▶ Task details
Pictures stay out; everything else in the records below is copied exactly.

— START Extracted material —

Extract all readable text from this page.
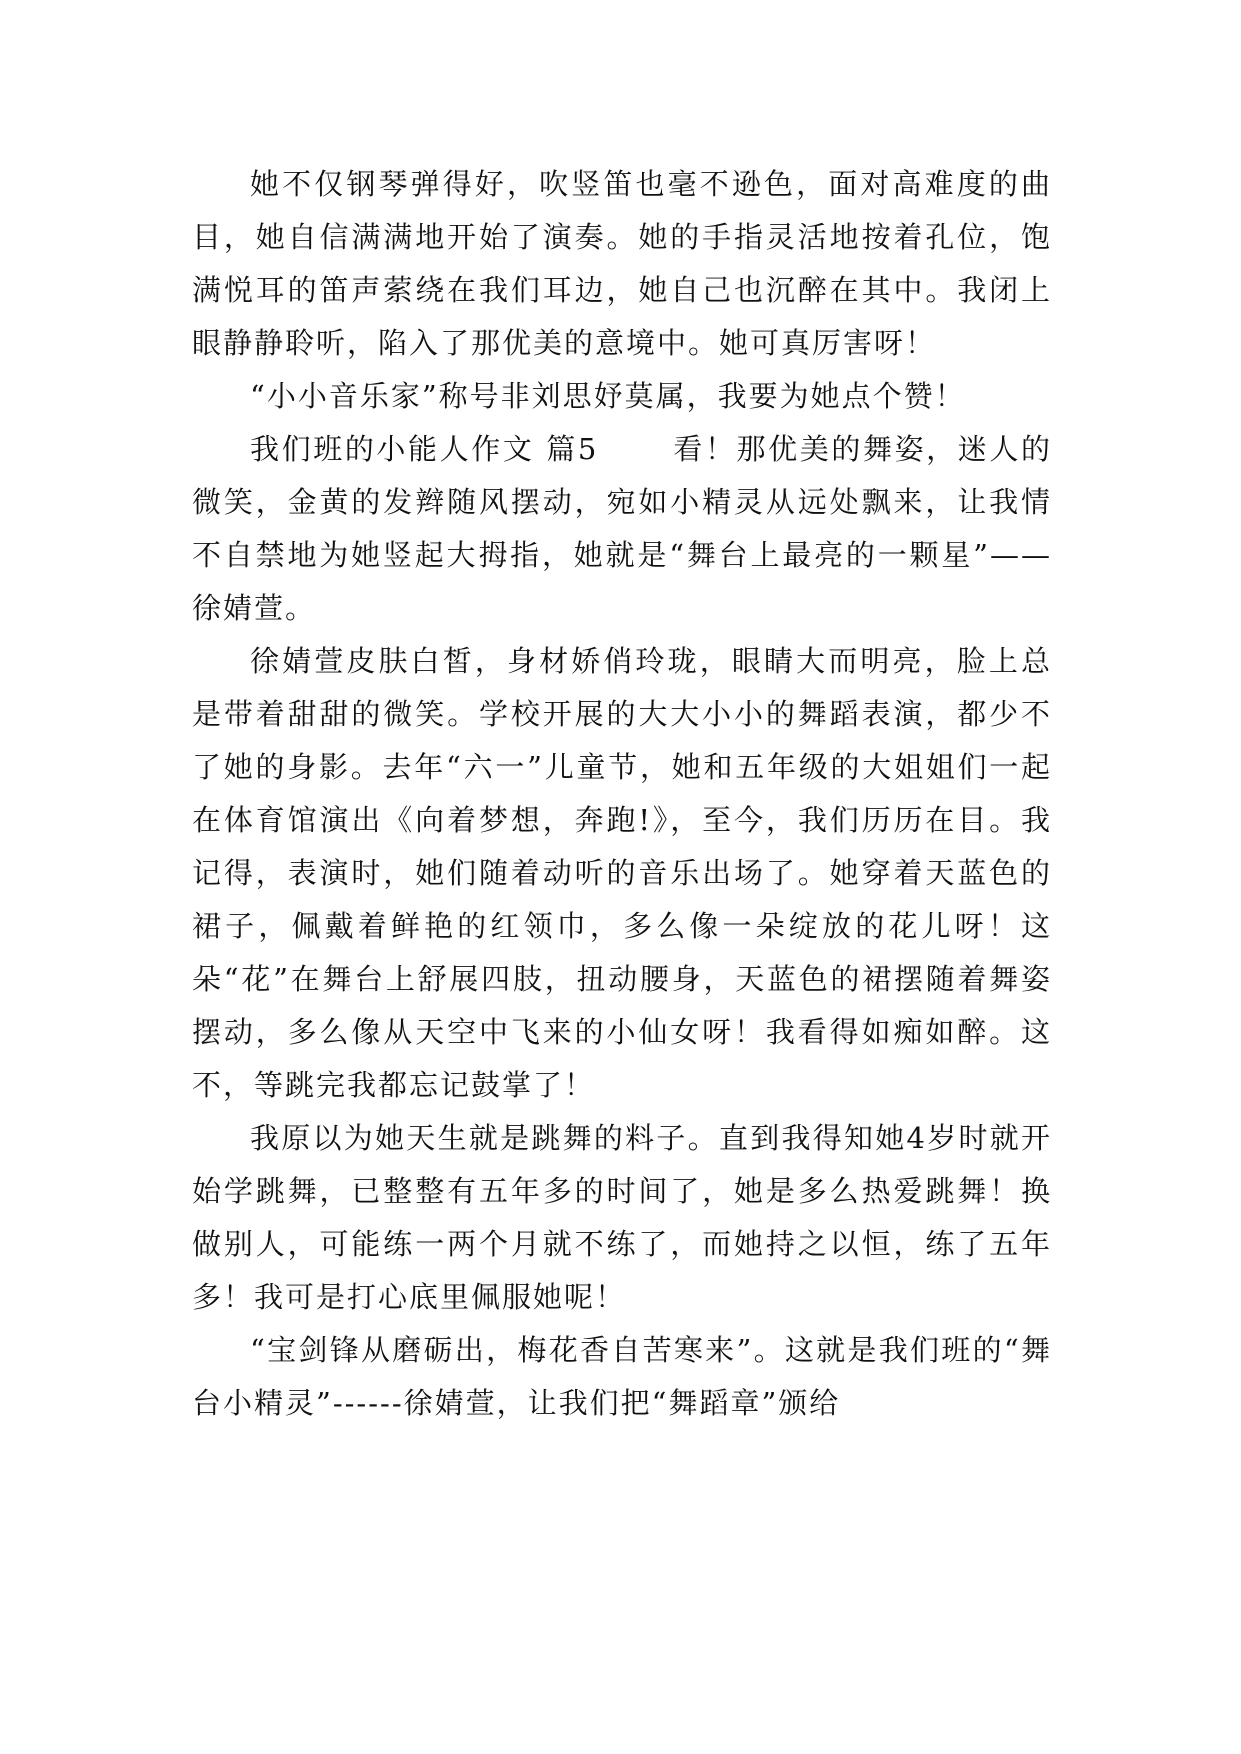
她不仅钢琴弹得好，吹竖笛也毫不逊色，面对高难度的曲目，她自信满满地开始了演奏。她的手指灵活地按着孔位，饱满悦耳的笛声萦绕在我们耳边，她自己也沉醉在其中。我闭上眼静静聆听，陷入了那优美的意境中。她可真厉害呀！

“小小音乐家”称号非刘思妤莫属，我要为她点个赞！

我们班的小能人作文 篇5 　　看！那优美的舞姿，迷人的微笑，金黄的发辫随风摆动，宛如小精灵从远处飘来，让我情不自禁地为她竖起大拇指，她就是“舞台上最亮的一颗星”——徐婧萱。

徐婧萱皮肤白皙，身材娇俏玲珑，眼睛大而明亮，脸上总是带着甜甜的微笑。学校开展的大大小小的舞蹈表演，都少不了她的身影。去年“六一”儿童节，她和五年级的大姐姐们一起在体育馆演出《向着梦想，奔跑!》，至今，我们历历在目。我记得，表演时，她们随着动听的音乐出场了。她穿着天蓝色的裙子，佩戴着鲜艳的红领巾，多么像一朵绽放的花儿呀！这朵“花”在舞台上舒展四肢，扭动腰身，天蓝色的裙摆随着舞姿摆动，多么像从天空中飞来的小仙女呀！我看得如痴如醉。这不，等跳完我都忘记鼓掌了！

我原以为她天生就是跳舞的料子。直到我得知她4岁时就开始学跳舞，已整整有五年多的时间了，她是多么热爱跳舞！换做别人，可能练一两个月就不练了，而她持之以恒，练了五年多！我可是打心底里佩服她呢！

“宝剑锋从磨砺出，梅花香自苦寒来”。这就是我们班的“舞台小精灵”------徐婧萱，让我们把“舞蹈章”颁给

— END Extracted material —

▶ Finished task
Extract all readable text from this page.
她不仅钢琴弹得好，吹竖笛也毫不逊色，面对高难度的曲目，她自信满满地开始了演奏。她的手指灵活地按着孔位，饱满悦耳的笛声萦绕在我们耳边，她自己也沉醉在其中。我闭上眼静静聆听，陷入了那优美的意境中。她可真厉害呀！

“小小音乐家”称号非刘思妤莫属，我要为她点个赞！

我们班的小能人作文 篇5 　　看！那优美的舞姿，迷人的微笑，金黄的发辫随风摆动，宛如小精灵从远处飘来，让我情不自禁地为她竖起大拇指，她就是“舞台上最亮的一颗星”——徐婧萱。

徐婧萱皮肤白皙，身材娇俏玲珑，眼睛大而明亮，脸上总是带着甜甜的微笑。学校开展的大大小小的舞蹈表演，都少不了她的身影。去年“六一”儿童节，她和五年级的大姐姐们一起在体育馆演出《向着梦想，奔跑!》，至今，我们历历在目。我记得，表演时，她们随着动听的音乐出场了。她穿着天蓝色的裙子，佩戴着鲜艳的红领巾，多么像一朵绽放的花儿呀！这朵“花”在舞台上舒展四肢，扭动腰身，天蓝色的裙摆随着舞姿摆动，多么像从天空中飞来的小仙女呀！我看得如痴如醉。这不，等跳完我都忘记鼓掌了！

我原以为她天生就是跳舞的料子。直到我得知她4岁时就开始学跳舞，已整整有五年多的时间了，她是多么热爱跳舞！换做别人，可能练一两个月就不练了，而她持之以恒，练了五年多！我可是打心底里佩服她呢！

“宝剑锋从磨砺出，梅花香自苦寒来”。这就是我们班的“舞台小精灵”------徐婧萱，让我们把“舞蹈章”颁给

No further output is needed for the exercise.